§ **Work to be completed**
Copy all lines below containing "text".

§ **Entries**
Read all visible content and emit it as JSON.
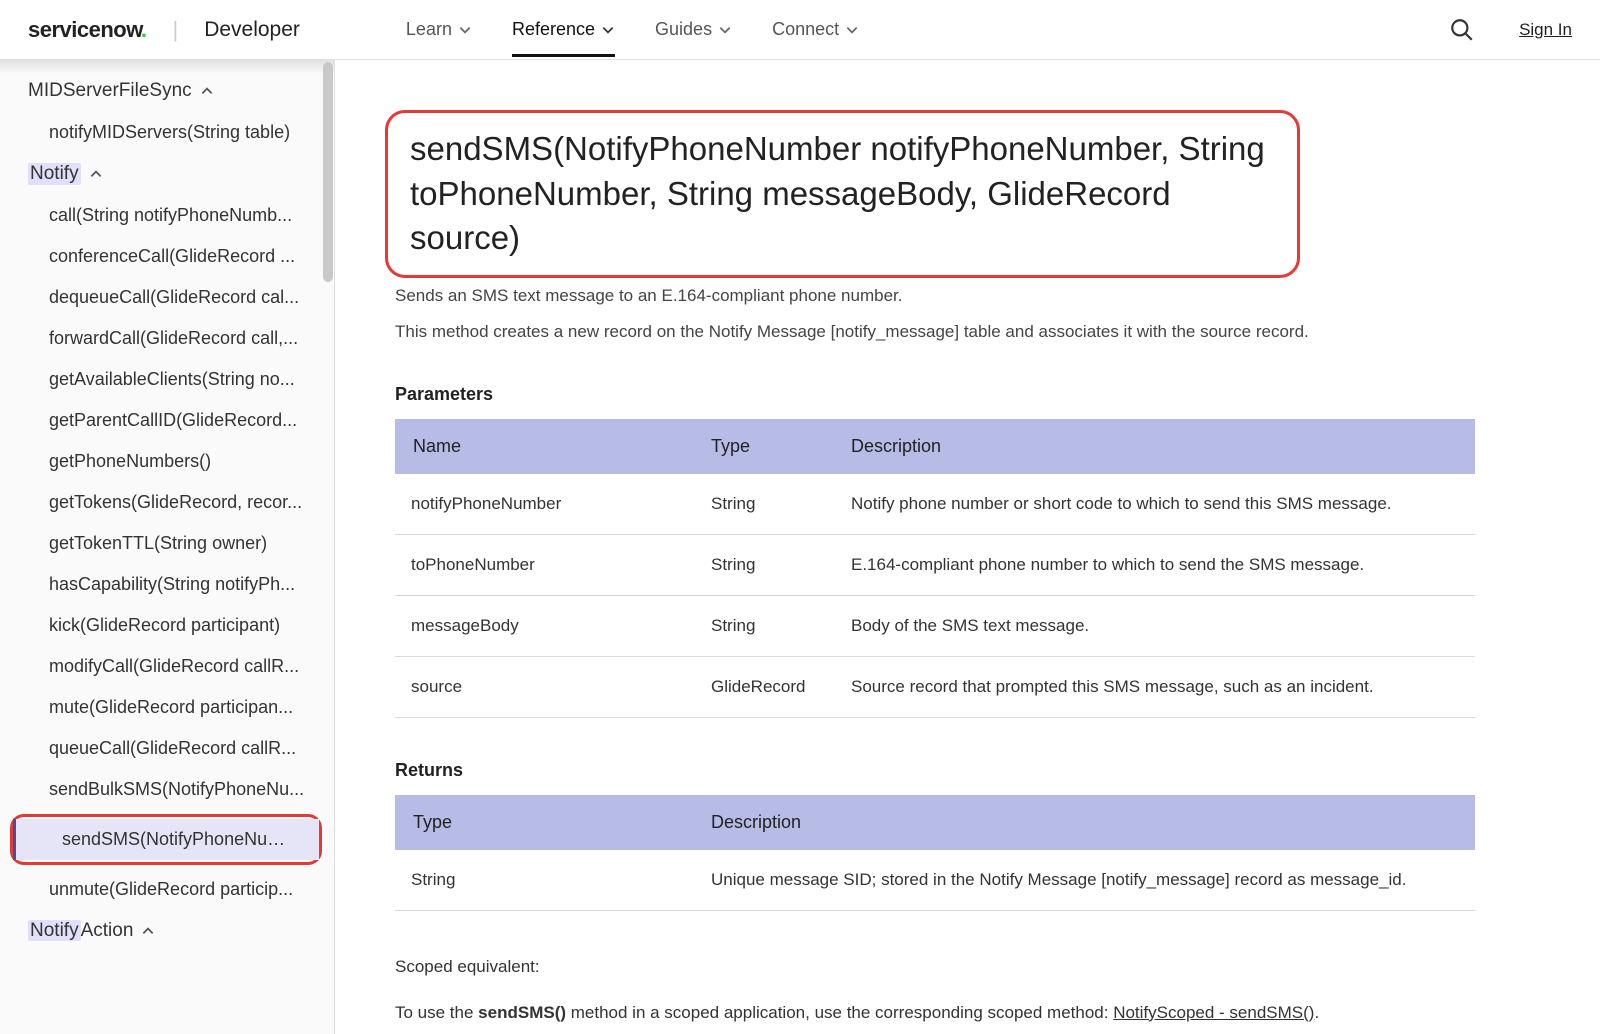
{
  "header": {
    "brand": "servicenow",
    "portal": "Developer",
    "nav": {
      "learn": "Learn",
      "reference": "Reference",
      "guides": "Guides",
      "connect": "Connect"
    },
    "sign_in": "Sign In"
  },
  "sidebar": {
    "sec1": {
      "label": "MIDServerFileSync",
      "items": {
        "notifyMID": "notifyMIDServers(String table)"
      }
    },
    "sec2": {
      "label": "Notify",
      "items": {
        "call": "call(String notifyPhoneNumb...",
        "conferenceCall": "conferenceCall(GlideRecord ...",
        "dequeueCall": "dequeueCall(GlideRecord cal...",
        "forwardCall": "forwardCall(GlideRecord call,...",
        "getAvailableClients": "getAvailableClients(String no...",
        "getParentCallID": "getParentCallID(GlideRecord...",
        "getPhoneNumbers": "getPhoneNumbers()",
        "getTokens": "getTokens(GlideRecord, recor...",
        "getTokenTTL": "getTokenTTL(String owner)",
        "hasCapability": "hasCapability(String notifyPh...",
        "kick": "kick(GlideRecord participant)",
        "modifyCall": "modifyCall(GlideRecord callR...",
        "mute": "mute(GlideRecord participan...",
        "queueCall": "queueCall(GlideRecord callR...",
        "sendBulkSMS": "sendBulkSMS(NotifyPhoneNu...",
        "sendSMS": "sendSMS(NotifyPhoneNumbe...",
        "unmute": "unmute(GlideRecord particip..."
      }
    },
    "sec3": {
      "label": "NotifyAction"
    }
  },
  "main": {
    "title": "sendSMS(NotifyPhoneNumber notifyPhoneNumber, String toPhoneNumber, String messageBody, GlideRecord source)",
    "desc1": "Sends an SMS text message to an E.164-compliant phone number.",
    "desc2": "This method creates a new record on the Notify Message [notify_message] table and associates it with the source record.",
    "parameters_title": "Parameters",
    "param_head": {
      "name": "Name",
      "type": "Type",
      "desc": "Description"
    },
    "params": [
      {
        "name": "notifyPhoneNumber",
        "type": "String",
        "desc": "Notify phone number or short code to which to send this SMS message."
      },
      {
        "name": "toPhoneNumber",
        "type": "String",
        "desc": "E.164-compliant phone number to which to send the SMS message."
      },
      {
        "name": "messageBody",
        "type": "String",
        "desc": "Body of the SMS text message."
      },
      {
        "name": "source",
        "type": "GlideRecord",
        "desc": "Source record that prompted this SMS message, such as an incident."
      }
    ],
    "returns_title": "Returns",
    "returns_head": {
      "type": "Type",
      "desc": "Description"
    },
    "returns": {
      "type": "String",
      "desc": "Unique message SID; stored in the Notify Message [notify_message] record as message_id."
    },
    "scoped_title": "Scoped equivalent:",
    "scoped_pre": "To use the ",
    "scoped_bold": "sendSMS()",
    "scoped_mid": " method in a scoped application, use the corresponding scoped method: ",
    "scoped_link": "NotifyScoped - sendSMS()",
    "scoped_post": "."
  }
}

§ **Task answer**
    "desc1": "Sends an SMS text message to an E.164-compliant phone number.",
        "desc": "Body of the SMS text message."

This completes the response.